Problem
Wherever "choropleth" appears in a line, list that line.

--- Start of Records for processing ---

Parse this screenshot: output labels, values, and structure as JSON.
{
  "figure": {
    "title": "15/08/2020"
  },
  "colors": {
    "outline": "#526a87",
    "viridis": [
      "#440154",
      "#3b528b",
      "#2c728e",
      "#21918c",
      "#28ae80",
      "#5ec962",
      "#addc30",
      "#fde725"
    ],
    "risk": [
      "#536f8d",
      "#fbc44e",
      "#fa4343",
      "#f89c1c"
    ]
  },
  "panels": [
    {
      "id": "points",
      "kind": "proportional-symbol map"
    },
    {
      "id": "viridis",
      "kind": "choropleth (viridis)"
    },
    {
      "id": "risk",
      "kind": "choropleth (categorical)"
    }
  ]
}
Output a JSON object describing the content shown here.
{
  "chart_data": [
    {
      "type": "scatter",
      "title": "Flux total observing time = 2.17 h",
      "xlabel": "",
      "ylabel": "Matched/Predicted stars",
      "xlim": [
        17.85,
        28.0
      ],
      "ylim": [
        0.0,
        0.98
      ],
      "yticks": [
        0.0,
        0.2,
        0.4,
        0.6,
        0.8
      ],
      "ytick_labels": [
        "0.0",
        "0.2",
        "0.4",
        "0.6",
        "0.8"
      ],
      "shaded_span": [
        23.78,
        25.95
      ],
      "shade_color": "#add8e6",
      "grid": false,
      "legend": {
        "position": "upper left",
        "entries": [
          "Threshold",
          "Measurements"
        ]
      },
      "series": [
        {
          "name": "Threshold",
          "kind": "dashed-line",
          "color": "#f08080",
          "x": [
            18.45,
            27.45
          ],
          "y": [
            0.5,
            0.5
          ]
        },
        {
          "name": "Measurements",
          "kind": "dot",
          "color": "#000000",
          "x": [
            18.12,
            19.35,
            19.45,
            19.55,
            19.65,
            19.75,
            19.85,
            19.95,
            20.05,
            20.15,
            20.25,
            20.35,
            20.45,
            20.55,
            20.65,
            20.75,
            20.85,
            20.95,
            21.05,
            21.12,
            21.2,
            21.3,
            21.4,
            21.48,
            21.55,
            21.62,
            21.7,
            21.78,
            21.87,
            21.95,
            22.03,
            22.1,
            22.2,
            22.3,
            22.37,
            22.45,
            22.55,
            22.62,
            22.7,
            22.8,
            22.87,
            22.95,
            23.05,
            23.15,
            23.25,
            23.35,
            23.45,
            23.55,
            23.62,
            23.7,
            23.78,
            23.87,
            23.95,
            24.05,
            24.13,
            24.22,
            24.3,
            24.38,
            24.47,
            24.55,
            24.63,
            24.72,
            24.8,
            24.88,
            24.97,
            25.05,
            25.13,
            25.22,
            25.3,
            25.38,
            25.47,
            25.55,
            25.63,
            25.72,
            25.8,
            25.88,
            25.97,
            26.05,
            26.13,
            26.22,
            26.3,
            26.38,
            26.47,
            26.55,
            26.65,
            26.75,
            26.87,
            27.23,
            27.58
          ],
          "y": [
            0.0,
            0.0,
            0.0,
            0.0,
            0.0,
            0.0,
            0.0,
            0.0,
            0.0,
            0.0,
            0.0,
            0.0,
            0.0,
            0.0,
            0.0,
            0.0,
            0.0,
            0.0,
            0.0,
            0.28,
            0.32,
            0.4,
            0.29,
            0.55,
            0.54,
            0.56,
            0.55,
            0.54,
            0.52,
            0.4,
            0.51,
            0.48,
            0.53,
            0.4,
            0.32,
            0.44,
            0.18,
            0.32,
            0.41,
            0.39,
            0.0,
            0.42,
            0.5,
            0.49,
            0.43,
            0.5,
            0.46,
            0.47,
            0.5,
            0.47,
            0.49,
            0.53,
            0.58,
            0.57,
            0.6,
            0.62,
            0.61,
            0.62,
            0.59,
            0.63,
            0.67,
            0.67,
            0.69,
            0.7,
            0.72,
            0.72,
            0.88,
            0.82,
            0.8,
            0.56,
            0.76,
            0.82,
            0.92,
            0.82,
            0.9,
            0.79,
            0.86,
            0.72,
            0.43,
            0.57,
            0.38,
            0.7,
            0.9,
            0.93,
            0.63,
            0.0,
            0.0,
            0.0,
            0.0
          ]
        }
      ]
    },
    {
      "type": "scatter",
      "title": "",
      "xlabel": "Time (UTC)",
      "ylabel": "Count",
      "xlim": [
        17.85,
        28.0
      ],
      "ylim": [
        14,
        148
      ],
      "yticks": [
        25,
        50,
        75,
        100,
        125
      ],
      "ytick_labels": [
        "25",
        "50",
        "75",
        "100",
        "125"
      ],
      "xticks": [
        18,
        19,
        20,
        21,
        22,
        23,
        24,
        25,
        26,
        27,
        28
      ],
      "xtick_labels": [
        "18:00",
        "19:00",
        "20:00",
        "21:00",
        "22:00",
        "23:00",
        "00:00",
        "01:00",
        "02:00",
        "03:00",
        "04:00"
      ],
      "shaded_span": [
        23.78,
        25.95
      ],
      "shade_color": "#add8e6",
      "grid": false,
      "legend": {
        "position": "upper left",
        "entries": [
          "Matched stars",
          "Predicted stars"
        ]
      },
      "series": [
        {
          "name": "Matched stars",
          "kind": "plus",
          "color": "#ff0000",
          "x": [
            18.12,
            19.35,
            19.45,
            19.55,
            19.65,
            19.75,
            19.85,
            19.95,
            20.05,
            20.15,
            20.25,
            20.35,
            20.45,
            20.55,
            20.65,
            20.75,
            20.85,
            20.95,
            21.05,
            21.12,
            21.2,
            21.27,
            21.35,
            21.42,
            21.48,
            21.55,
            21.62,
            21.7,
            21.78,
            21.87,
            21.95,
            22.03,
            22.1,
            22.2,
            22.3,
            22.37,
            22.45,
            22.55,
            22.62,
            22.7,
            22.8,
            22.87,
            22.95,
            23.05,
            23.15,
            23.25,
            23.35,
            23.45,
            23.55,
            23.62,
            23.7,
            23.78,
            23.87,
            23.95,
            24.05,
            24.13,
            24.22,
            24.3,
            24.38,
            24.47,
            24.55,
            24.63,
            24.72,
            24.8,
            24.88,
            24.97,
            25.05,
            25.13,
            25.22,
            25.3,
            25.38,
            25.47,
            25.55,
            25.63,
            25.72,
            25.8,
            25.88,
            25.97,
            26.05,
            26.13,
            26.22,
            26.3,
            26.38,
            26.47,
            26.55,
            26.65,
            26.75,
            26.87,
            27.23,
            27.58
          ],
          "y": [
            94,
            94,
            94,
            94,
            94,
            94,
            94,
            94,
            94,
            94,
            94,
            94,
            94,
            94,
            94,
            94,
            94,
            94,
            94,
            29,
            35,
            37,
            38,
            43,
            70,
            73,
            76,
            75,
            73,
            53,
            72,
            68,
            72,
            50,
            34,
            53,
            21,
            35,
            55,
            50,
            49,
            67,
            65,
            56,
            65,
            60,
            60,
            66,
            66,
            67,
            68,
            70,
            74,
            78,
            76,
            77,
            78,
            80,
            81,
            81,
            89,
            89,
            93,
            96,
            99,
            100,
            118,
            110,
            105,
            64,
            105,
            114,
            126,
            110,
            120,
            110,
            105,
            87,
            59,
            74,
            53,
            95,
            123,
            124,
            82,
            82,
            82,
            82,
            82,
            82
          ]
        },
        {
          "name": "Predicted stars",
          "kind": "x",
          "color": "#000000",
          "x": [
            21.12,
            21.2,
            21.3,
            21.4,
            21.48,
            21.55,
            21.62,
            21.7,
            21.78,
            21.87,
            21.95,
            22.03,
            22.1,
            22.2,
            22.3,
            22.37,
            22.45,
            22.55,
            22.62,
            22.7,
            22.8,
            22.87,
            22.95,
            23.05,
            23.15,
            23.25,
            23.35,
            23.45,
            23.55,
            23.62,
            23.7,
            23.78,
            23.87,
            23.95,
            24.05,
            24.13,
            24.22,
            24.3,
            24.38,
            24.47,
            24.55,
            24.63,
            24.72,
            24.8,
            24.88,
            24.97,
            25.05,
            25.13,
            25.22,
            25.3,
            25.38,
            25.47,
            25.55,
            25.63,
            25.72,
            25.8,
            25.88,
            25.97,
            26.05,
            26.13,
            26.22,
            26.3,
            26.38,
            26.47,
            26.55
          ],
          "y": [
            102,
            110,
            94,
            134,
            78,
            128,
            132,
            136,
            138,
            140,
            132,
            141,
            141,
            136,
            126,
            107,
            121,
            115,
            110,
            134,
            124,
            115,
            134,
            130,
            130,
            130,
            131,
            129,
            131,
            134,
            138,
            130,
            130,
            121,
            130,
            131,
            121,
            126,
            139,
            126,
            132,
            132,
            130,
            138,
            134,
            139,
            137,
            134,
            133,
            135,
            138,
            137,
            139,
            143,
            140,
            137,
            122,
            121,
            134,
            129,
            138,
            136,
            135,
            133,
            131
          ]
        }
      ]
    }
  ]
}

--- End of Records for processing ---

Solution for this task
      "kind": "choropleth (viridis)"
      "kind": "choropleth (categorical)"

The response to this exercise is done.